# WHAT TO DO
State the number of lines that contain "讲好红色故事", with no other text.

++++ DATA ENTRIES

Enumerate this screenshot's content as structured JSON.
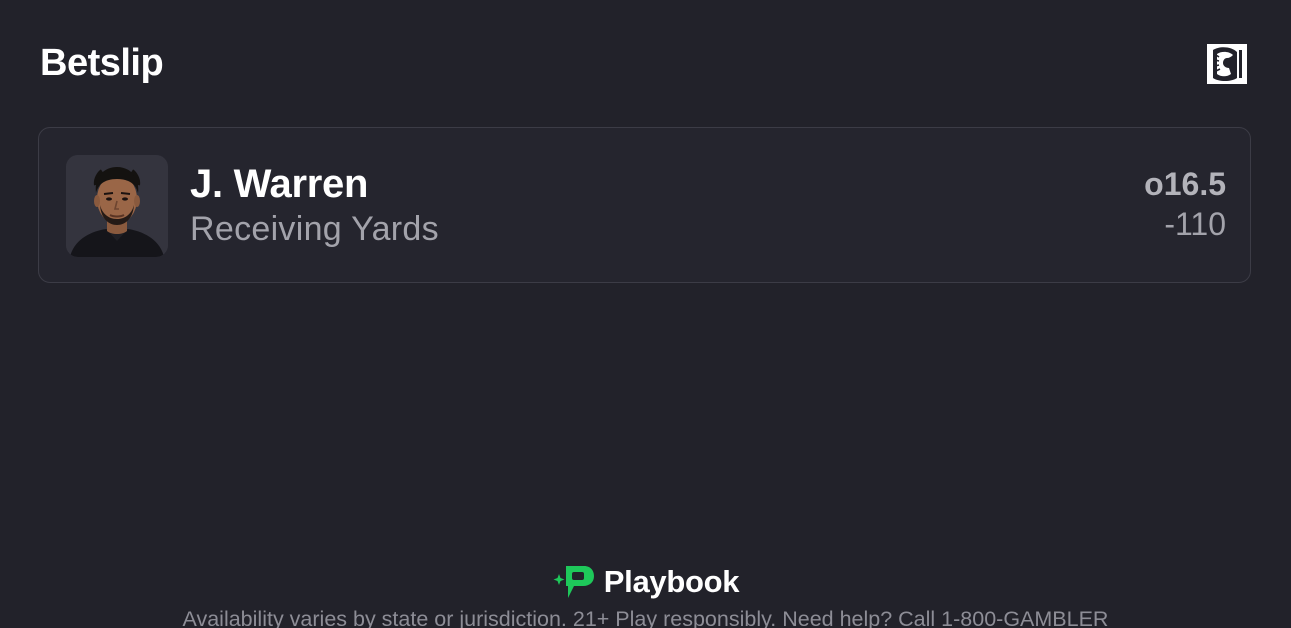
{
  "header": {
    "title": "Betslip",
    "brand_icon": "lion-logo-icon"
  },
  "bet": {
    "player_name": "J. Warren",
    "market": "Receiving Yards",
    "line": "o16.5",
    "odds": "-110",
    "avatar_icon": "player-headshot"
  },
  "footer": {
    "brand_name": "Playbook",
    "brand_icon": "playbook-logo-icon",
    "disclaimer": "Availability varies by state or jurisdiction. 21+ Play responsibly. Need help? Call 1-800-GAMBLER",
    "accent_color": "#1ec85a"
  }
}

++++++++
++++ DATA ENTRIES

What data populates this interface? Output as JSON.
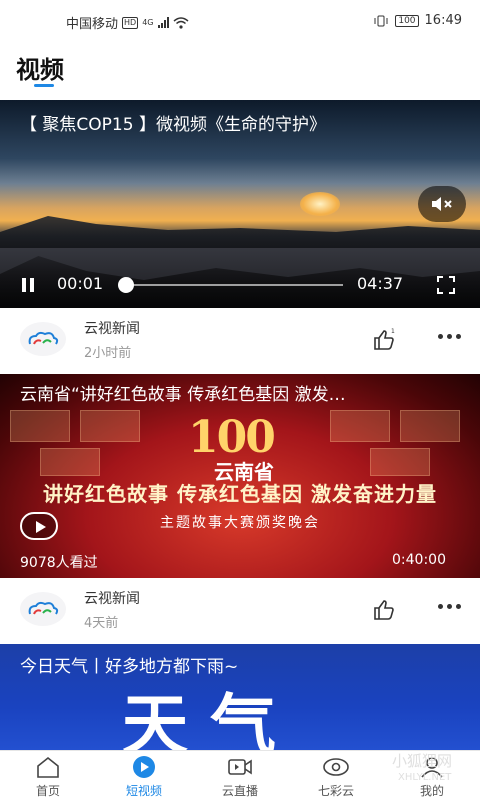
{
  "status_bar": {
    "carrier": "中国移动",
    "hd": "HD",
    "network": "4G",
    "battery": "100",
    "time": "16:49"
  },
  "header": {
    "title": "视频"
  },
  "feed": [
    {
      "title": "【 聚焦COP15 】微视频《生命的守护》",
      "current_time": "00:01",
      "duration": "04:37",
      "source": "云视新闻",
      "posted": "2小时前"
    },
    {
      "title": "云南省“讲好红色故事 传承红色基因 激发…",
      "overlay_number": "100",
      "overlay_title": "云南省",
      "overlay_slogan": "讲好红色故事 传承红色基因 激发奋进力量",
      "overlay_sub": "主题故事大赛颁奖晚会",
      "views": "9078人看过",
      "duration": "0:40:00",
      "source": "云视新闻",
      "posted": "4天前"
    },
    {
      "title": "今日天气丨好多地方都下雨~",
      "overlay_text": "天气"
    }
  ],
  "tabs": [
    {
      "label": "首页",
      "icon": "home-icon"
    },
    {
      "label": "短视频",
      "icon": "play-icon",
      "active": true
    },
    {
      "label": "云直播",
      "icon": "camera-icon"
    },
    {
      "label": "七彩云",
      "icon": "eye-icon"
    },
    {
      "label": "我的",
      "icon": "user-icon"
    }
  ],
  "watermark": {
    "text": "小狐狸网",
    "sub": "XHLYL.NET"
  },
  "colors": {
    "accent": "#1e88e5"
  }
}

++++++++
++++ DATA ENTRIES

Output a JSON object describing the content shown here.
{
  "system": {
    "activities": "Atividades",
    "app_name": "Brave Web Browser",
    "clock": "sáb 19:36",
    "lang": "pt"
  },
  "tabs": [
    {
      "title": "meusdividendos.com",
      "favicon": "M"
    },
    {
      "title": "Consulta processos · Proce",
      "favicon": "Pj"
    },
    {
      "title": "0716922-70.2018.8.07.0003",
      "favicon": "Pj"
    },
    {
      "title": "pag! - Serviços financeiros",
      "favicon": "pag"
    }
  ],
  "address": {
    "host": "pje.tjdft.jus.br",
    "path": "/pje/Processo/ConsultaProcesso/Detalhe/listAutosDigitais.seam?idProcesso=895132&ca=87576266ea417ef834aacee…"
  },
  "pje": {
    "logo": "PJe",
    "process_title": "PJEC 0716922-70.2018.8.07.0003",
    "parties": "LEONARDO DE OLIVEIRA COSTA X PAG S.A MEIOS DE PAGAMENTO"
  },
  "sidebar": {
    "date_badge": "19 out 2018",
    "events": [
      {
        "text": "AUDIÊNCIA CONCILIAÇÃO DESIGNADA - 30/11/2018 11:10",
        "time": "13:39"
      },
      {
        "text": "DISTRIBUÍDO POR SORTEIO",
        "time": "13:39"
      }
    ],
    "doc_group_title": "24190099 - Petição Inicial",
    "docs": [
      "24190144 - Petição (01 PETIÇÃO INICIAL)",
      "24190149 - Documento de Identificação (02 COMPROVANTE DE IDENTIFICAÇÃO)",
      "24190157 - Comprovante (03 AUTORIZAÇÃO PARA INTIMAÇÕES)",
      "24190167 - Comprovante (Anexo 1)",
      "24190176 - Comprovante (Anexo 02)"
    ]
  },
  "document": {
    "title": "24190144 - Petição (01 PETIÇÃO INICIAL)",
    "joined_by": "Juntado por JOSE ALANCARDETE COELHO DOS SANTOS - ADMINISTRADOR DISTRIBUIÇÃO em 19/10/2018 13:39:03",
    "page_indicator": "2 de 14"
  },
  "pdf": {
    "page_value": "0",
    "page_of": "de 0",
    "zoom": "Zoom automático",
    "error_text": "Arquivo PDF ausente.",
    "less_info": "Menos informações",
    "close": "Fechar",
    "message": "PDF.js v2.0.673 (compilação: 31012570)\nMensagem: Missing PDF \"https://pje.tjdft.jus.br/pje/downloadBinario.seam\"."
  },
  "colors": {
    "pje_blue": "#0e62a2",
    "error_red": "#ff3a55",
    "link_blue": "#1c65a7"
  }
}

++++++++

# SOLVED EXERCISE
2